Objectives =
1. Copy out the article on Ghana's education system, everything from "While some of" down to "the education system.", swapping "renowned" for "respected".
2. Carry the article on flaws in Ghana's education system forward from its last line.

====== Document segment

Anis Haffar assesses the flaws in the Ghanaian education system

Ghana’s education system, which has undergone several substantial reforms over the past 60 years, has also come under scrutiny on issues concerning student performance and other related matters.

While some of these issues are handled by the government through the Ministry of Education, a renowned Ghanaian educationist has identified what, in his expert opinion, is one of the biggest flaws in the education system.

In the words of Anis Haffar, the major weakness that has plagued Ghana’s education system over the years is the lack of teacher preparation, which has not been given adequate attention as it should be.

According to him, the preparation of teachers that best reflects the training and processes that instructors go through before meeting their student has been underestimated.

“I would say teacher preparation…” he said addressing what he thinks is the biggest flaw in the Ghanaian education system, in an exclusive interview with GhanaWeb.

Adding that, “How do you prepare teachers to do a better job than what they are doing now… you can go to any school and you pick any kid at random and ask this week what you are going to study chemistry or mathematics. They have to be able to tell you…”

============
====== Dataset records

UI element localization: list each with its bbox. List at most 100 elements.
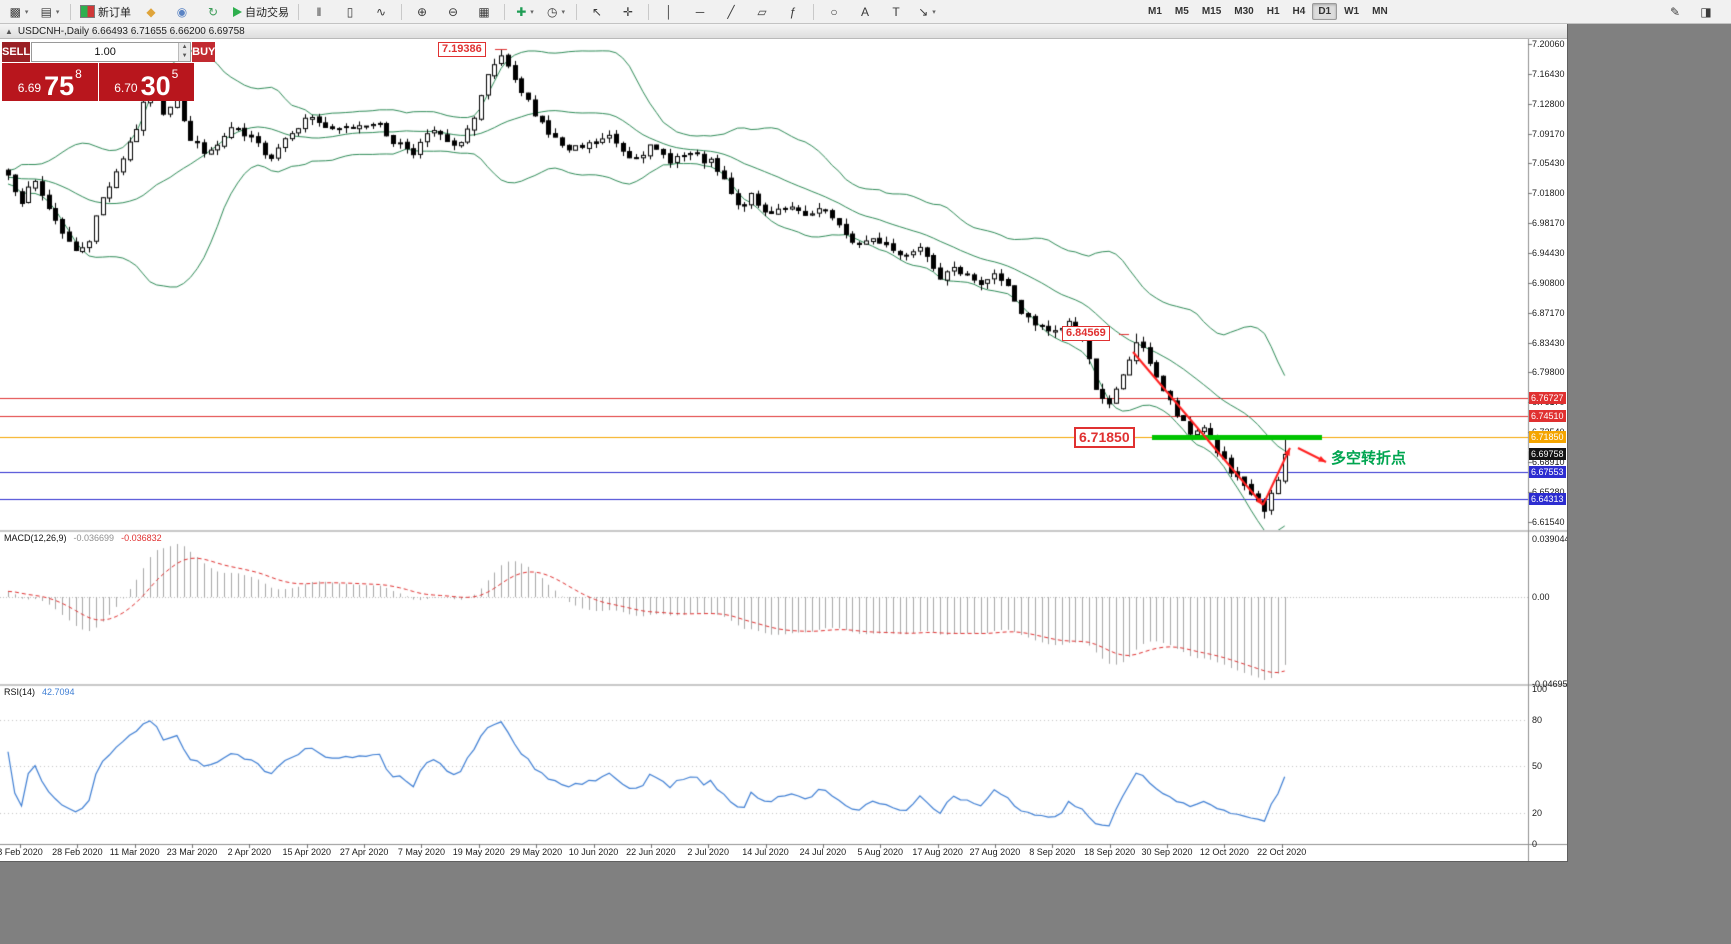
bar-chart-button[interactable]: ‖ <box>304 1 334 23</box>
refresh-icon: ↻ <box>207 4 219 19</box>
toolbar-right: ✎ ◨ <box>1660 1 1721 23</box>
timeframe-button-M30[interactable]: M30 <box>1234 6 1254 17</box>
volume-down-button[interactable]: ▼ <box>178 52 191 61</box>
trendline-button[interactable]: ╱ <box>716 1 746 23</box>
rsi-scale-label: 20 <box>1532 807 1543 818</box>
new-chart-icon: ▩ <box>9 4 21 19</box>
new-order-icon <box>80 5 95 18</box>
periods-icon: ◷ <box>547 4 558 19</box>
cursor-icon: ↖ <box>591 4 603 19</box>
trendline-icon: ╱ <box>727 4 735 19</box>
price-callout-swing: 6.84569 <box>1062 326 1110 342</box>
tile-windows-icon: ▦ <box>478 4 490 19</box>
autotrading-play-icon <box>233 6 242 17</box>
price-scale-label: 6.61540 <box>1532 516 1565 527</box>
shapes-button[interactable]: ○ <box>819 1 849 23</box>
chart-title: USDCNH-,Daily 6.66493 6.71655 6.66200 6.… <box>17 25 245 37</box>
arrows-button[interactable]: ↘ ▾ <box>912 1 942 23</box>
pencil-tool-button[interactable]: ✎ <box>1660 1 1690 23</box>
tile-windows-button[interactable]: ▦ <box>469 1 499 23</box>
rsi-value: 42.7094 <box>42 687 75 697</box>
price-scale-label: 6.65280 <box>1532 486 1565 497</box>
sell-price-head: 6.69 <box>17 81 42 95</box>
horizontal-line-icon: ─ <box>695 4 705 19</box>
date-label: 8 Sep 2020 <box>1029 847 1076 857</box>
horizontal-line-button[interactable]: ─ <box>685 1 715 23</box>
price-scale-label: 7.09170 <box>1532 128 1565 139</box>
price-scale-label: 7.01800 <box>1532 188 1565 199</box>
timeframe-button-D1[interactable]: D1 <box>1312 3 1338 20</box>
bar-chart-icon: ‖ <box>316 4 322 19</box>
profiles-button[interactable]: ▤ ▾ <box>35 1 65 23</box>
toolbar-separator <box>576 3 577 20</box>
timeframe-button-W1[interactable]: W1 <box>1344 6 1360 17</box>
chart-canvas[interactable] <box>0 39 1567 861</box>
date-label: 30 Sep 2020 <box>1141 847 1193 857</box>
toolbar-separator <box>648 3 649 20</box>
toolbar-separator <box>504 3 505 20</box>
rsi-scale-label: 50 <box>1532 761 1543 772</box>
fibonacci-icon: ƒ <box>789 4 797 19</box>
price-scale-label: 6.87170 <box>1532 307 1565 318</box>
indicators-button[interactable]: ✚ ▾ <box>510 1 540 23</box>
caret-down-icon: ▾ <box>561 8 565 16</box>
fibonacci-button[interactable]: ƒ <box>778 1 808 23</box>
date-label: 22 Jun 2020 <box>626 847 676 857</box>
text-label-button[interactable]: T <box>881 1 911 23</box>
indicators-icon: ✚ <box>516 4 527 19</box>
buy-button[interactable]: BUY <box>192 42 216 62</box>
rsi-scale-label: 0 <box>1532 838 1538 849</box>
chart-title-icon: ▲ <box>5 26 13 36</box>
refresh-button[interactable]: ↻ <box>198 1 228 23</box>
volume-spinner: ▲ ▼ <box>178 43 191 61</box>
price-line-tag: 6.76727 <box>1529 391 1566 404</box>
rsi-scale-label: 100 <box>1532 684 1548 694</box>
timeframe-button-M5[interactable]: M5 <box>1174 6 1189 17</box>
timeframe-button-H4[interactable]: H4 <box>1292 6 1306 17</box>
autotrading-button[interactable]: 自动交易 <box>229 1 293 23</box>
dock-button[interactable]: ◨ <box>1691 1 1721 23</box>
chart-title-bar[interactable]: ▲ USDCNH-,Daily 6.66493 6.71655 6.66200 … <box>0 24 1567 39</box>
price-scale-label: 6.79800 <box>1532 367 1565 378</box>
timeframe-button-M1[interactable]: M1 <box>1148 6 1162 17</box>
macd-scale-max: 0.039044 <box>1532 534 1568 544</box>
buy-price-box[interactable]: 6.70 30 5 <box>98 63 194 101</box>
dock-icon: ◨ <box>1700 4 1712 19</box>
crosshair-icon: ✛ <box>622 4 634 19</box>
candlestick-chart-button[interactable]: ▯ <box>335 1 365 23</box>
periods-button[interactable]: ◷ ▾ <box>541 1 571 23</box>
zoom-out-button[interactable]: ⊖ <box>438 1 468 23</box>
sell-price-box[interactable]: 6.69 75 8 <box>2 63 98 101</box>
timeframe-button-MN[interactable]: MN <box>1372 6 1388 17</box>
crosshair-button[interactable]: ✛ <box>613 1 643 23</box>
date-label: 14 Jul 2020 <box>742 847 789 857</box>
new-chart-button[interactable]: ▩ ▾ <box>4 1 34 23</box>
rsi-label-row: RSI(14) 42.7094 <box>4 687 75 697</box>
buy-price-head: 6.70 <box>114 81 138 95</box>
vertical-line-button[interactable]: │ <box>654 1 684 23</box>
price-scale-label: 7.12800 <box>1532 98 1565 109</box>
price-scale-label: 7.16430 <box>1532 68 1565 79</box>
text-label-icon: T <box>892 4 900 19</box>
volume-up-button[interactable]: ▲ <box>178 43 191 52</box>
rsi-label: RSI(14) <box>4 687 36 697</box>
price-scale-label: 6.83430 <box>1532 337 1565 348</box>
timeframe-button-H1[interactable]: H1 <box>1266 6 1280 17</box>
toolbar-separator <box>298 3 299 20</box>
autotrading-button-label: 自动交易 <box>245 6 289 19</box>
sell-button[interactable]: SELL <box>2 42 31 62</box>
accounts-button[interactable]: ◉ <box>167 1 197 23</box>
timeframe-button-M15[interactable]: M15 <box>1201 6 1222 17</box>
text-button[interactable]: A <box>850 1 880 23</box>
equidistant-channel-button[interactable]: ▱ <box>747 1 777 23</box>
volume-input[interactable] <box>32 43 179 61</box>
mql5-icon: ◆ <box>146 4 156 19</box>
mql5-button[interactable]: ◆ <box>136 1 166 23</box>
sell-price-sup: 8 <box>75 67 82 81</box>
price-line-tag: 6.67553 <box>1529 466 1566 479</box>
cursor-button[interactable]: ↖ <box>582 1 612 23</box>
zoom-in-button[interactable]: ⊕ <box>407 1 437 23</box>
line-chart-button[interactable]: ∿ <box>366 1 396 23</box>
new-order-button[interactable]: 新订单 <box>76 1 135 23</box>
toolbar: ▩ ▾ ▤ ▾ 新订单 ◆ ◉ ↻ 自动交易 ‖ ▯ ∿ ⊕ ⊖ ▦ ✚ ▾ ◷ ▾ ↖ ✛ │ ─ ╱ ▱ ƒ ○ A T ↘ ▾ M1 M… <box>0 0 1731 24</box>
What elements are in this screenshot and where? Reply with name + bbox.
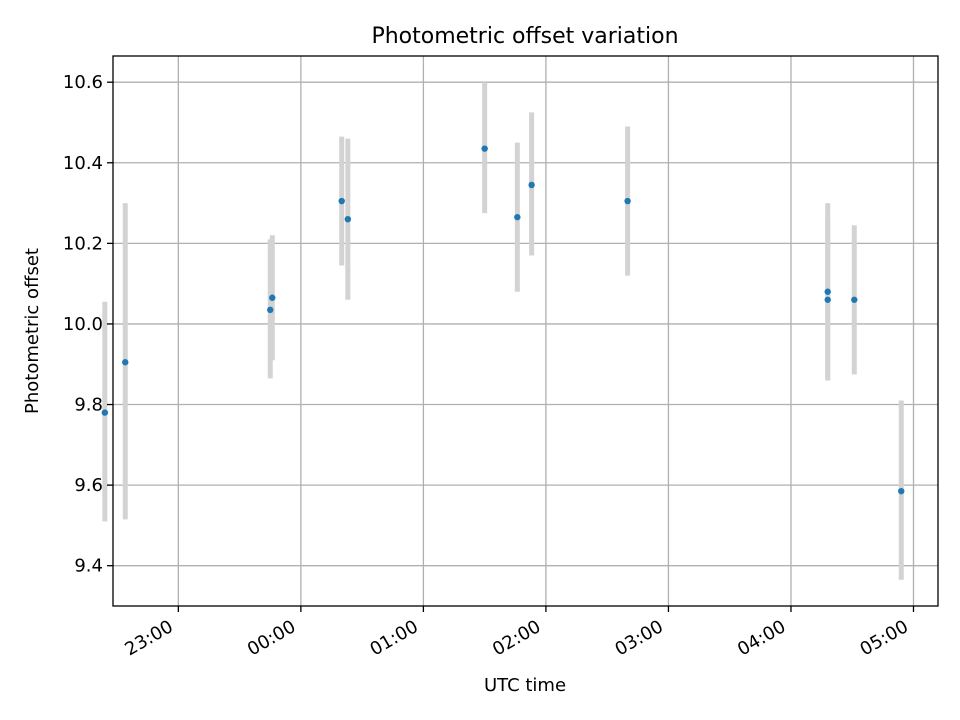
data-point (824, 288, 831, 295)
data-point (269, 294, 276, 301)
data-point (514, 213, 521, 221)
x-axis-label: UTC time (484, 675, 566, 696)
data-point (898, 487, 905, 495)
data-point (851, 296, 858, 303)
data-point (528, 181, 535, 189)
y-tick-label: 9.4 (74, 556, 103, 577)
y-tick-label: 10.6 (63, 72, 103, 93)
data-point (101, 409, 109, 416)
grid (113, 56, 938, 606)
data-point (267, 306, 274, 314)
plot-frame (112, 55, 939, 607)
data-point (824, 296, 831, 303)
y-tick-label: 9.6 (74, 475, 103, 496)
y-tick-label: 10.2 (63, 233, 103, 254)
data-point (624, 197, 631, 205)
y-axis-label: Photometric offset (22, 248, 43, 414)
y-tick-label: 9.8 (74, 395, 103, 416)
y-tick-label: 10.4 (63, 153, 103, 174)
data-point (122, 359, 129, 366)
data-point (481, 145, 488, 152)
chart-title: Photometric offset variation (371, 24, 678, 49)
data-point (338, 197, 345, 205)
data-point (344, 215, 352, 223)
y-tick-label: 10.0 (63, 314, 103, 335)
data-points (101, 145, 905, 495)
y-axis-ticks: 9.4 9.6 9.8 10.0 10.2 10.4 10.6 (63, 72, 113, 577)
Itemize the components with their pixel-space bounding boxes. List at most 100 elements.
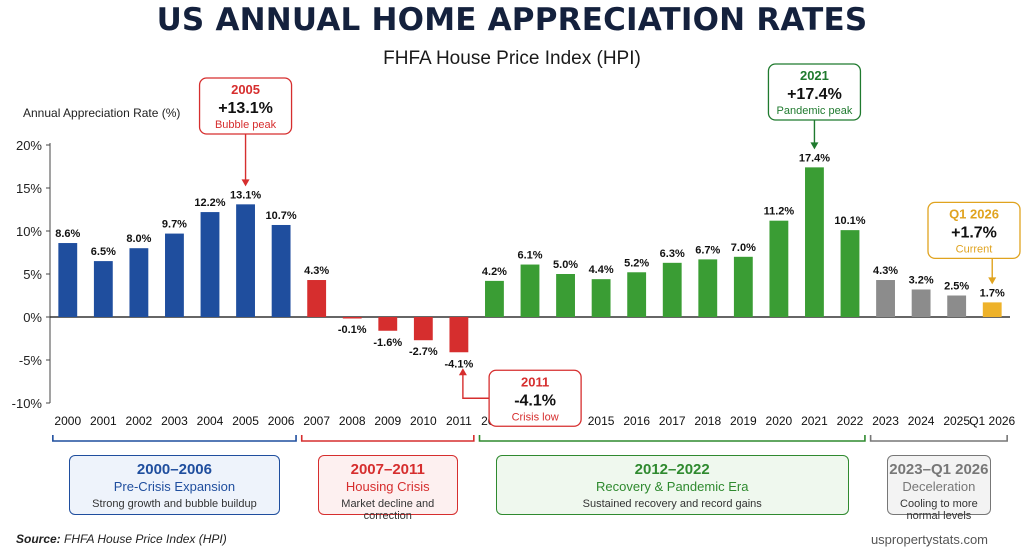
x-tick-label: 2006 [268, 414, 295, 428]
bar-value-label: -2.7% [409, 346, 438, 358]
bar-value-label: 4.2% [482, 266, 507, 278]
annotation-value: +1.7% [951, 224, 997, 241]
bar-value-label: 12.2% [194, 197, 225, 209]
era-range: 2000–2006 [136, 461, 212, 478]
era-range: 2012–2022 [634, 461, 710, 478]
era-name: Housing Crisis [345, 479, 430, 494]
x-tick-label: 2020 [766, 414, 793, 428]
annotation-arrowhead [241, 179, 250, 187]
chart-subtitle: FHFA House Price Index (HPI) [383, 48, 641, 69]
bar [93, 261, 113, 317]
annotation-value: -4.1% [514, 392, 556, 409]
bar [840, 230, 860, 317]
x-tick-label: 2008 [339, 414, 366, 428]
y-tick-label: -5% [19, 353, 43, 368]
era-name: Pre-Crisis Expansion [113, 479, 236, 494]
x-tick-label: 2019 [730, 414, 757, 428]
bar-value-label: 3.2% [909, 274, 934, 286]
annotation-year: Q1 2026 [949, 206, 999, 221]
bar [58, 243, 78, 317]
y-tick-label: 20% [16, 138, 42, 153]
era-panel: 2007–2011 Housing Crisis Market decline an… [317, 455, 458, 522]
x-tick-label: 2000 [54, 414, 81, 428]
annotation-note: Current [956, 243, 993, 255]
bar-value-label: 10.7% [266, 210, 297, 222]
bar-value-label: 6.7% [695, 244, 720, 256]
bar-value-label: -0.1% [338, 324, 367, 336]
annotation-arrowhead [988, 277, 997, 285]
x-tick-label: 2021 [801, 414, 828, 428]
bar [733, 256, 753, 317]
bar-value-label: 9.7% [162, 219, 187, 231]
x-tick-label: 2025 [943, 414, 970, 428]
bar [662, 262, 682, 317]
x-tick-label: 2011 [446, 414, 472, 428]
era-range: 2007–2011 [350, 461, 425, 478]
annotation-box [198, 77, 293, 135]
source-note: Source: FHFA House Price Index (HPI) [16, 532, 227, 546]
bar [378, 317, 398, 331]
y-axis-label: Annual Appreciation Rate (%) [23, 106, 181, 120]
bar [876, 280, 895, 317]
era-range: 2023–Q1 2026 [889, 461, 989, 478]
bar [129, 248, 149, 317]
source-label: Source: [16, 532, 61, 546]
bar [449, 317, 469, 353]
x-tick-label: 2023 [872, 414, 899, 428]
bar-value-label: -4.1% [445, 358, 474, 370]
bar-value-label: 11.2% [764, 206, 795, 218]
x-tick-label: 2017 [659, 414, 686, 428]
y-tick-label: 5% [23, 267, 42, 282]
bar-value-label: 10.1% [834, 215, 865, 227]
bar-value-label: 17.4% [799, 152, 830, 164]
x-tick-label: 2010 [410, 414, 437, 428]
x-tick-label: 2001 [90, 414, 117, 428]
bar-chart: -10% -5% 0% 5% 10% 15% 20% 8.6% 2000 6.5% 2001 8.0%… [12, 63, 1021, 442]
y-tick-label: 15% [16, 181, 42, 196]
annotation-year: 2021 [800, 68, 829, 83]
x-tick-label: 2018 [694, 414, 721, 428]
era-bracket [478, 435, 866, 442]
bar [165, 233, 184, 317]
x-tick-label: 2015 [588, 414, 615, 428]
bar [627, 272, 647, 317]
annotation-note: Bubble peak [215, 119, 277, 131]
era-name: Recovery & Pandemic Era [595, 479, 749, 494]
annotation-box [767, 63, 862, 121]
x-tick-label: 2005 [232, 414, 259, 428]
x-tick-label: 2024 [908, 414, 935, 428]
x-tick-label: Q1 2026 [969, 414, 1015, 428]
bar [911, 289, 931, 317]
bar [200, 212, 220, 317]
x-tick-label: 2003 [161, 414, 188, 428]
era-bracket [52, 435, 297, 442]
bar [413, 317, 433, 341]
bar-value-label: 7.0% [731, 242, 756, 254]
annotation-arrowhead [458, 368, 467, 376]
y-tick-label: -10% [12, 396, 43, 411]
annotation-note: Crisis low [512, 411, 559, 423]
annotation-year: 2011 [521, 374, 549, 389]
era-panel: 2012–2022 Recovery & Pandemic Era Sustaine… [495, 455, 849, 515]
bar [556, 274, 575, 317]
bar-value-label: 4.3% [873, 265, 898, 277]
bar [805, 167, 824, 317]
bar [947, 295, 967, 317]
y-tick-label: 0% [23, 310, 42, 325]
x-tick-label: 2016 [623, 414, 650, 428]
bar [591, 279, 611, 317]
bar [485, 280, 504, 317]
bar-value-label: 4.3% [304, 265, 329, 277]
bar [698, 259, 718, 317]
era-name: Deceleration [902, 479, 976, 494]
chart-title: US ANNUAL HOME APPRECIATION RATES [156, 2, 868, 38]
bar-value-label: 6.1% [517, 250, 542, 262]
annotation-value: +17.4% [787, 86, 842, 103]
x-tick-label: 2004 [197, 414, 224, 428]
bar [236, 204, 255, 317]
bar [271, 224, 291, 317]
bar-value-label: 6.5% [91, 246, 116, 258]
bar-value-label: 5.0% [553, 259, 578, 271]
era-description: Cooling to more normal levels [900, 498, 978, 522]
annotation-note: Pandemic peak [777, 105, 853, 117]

============

Responses by task =
1.
While some of these issues are handled by the government through the Ministry of Education, a respected Ghanaian educationist has identified what, in his expert opinion, is one of the biggest flaws in the education system.

2.
In an attempt to offer a solution according to his expertise in the field of teacher education, he explained that teachers should be able to evolve at a pace where no student is left behind in the learning process while adopting the highest forms of pedagogical practices in the classroom.

“So now what we need to do… is we need the lesson plan for the whole term, detailing exactly what is going to be expected from week to week depending on the schedule. And they should be posted on a bulletin board in each classroom so that students have access to them, as some students are power learners. If they know what they are going to do in the week, they can go ahead and prepare for it enough…”, he argued.

Mr. Haffar added: “This is how we need to prepare our teachers for the future; that we have to consider every learner. Some are slow, but they won’t be forever. These are the challenges that I think the school of education needs to be aware of…”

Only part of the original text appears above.